EXERCISE DIRECTIONS:
Wherever a line holds the word "impiegato", copy that line out.

* BEGIN *

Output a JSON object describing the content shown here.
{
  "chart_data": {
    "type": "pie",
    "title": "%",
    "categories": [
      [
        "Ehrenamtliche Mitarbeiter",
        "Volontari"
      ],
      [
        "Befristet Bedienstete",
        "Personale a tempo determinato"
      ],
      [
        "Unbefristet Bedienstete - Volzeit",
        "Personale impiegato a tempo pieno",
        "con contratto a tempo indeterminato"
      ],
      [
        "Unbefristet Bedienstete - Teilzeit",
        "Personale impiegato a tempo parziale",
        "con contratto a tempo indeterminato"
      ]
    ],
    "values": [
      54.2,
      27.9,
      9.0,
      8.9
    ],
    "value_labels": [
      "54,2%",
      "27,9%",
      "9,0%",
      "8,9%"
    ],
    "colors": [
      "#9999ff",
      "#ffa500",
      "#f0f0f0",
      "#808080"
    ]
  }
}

* END *

EXPECTED ANSWER:
        "Personale impiegato a tempo pieno",
        "Personale impiegato a tempo parziale",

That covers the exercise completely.